◆ **Given problem**
Exclude the pictures and return every line exactly as written.
* begin Input data *
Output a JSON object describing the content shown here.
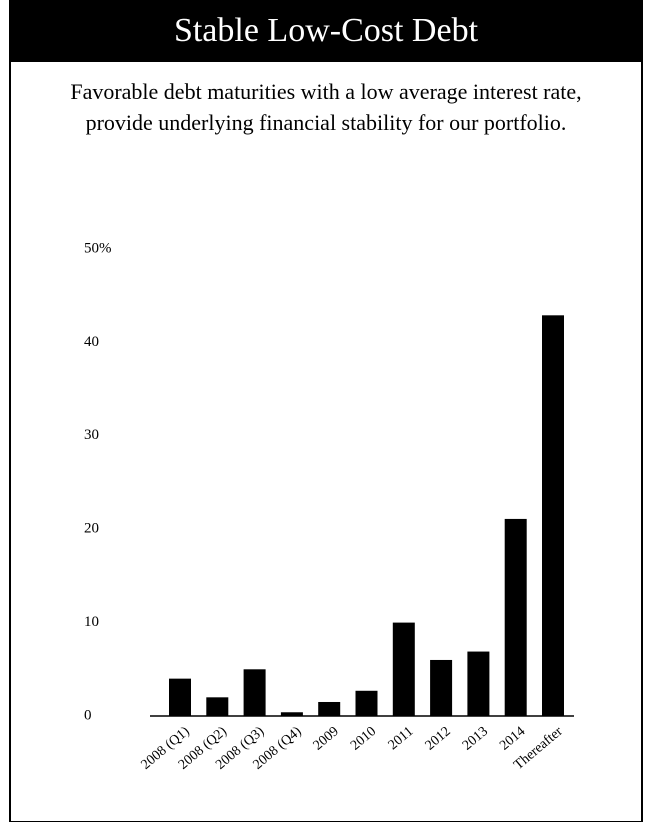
{
  "chart_data": {
    "type": "bar",
    "title": "Stable Low-Cost Debt",
    "subtitle": [
      "Favorable debt maturities with a low average interest rate,",
      "provide underlying financial stability for our portfolio."
    ],
    "categories": [
      "2008 (Q1)",
      "2008 (Q2)",
      "2008 (Q3)",
      "2008 (Q4)",
      "2009",
      "2010",
      "2011",
      "2012",
      "2013",
      "2014",
      "Thereafter"
    ],
    "values": [
      4,
      2,
      5,
      0.4,
      1.5,
      2.7,
      10,
      6,
      6.9,
      21.1,
      42.9
    ],
    "color": "#000000",
    "ylim": [
      0,
      50
    ],
    "yticks": [
      0,
      10,
      20,
      30,
      40,
      {
        "value": 50,
        "label": "50%"
      }
    ],
    "grid": false
  }
}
* end Input data *
◆ **Problem solution**
Output a JSON object describing the content shown here.
{
  "chart_data": {
    "type": "bar",
    "title": "Stable Low-Cost Debt",
    "subtitle": [
      "Favorable debt maturities with a low average interest rate,",
      "provide underlying financial stability for our portfolio."
    ],
    "categories": [
      "2008 (Q1)",
      "2008 (Q2)",
      "2008 (Q3)",
      "2008 (Q4)",
      "2009",
      "2010",
      "2011",
      "2012",
      "2013",
      "2014",
      "Thereafter"
    ],
    "values": [
      4,
      2,
      5,
      0.4,
      1.5,
      2.7,
      10,
      6,
      6.9,
      21.1,
      42.9
    ],
    "color": "#000000",
    "ylim": [
      0,
      50
    ],
    "yticks": [
      0,
      10,
      20,
      30,
      40,
      {
        "value": 50,
        "label": "50%"
      }
    ],
    "grid": false
  }
}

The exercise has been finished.